## WHAT THE TASK REQUIRES
Reproduce all entries word for word.

## SUPPLIED MATERIAL
═══
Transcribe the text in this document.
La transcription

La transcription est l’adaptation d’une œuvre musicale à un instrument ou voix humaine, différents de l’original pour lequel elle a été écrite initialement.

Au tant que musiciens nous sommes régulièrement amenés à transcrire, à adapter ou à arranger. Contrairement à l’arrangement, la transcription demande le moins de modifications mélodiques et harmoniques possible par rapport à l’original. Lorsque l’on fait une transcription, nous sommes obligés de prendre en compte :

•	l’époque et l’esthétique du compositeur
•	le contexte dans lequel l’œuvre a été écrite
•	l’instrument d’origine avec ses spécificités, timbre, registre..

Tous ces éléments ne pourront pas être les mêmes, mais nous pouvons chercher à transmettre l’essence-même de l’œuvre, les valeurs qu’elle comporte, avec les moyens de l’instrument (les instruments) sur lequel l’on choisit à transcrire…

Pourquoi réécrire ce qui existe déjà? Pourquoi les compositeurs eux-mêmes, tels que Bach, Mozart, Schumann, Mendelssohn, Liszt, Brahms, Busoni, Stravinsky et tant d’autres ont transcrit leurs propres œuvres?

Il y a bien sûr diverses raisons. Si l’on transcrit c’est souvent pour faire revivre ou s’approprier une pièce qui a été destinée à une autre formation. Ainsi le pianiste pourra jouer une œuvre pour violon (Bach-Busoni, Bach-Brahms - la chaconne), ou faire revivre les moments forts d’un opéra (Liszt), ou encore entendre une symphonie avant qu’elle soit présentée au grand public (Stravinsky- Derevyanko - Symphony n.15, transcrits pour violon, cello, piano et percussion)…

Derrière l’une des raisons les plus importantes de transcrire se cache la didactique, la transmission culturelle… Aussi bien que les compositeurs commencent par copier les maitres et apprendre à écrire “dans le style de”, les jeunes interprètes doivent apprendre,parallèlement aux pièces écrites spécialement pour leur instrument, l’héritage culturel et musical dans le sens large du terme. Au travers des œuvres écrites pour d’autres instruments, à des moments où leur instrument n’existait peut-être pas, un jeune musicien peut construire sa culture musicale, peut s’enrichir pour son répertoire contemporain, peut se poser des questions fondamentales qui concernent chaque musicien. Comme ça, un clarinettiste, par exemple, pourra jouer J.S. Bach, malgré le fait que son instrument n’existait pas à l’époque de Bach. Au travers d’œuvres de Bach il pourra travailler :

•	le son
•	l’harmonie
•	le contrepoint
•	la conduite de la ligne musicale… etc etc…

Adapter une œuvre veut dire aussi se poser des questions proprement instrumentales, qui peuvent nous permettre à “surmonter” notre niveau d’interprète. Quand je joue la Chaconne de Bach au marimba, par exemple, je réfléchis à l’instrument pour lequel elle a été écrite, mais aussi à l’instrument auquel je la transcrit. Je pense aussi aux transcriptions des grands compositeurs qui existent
═══
## WRITTEN ANSWER
Transcribe the text in this document.
La transcription

La transcription est l’adaptation d’une œuvre musicale à un instrument ou voix humaine, différents de l’original pour lequel elle a été écrite initialement.

Au tant que musiciens nous sommes régulièrement amenés à transcrire, à adapter ou à arranger. Contrairement à l’arrangement, la transcription demande le moins de modifications mélodiques et harmoniques possible par rapport à l’original. Lorsque l’on fait une transcription, nous sommes obligés de prendre en compte :

•	l’époque et l’esthétique du compositeur
•	le contexte dans lequel l’œuvre a été écrite
•	l’instrument d’origine avec ses spécificités, timbre, registre..

Tous ces éléments ne pourront pas être les mêmes, mais nous pouvons chercher à transmettre l’essence-même de l’œuvre, les valeurs qu’elle comporte, avec les moyens de l’instrument (les instruments) sur lequel l’on choisit à transcrire…

Pourquoi réécrire ce qui existe déjà? Pourquoi les compositeurs eux-mêmes, tels que Bach, Mozart, Schumann, Mendelssohn, Liszt, Brahms, Busoni, Stravinsky et tant d’autres ont transcrit leurs propres œuvres?

Il y a bien sûr diverses raisons. Si l’on transcrit c’est souvent pour faire revivre ou s’approprier une pièce qui a été destinée à une autre formation. Ainsi le pianiste pourra jouer une œuvre pour violon (Bach-Busoni, Bach-Brahms - la chaconne), ou faire revivre les moments forts d’un opéra (Liszt), ou encore entendre une symphonie avant qu’elle soit présentée au grand public (Stravinsky- Derevyanko - Symphony n.15, transcrits pour violon, cello, piano et percussion)…

Derrière l’une des raisons les plus importantes de transcrire se cache la didactique, la transmission culturelle… Aussi bien que les compositeurs commencent par copier les maitres et apprendre à écrire “dans le style de”, les jeunes interprètes doivent apprendre,parallèlement aux pièces écrites spécialement pour leur instrument, l’héritage culturel et musical dans le sens large du terme. Au travers des œuvres écrites pour d’autres instruments, à des moments où leur instrument n’existait peut-être pas, un jeune musicien peut construire sa culture musicale, peut s’enrichir pour son répertoire contemporain, peut se poser des questions fondamentales qui concernent chaque musicien. Comme ça, un clarinettiste, par exemple, pourra jouer J.S. Bach, malgré le fait que son instrument n’existait pas à l’époque de Bach. Au travers d’œuvres de Bach il pourra travailler :

•	le son
•	l’harmonie
•	le contrepoint
•	la conduite de la ligne musicale… etc etc…

Adapter une œuvre veut dire aussi se poser des questions proprement instrumentales, qui peuvent nous permettre à “surmonter” notre niveau d’interprète. Quand je joue la Chaconne de Bach au marimba, par exemple, je réfléchis à l’instrument pour lequel elle a été écrite, mais aussi à l’instrument auquel je la transcrit. Je pense aussi aux transcriptions des grands compositeurs qui existent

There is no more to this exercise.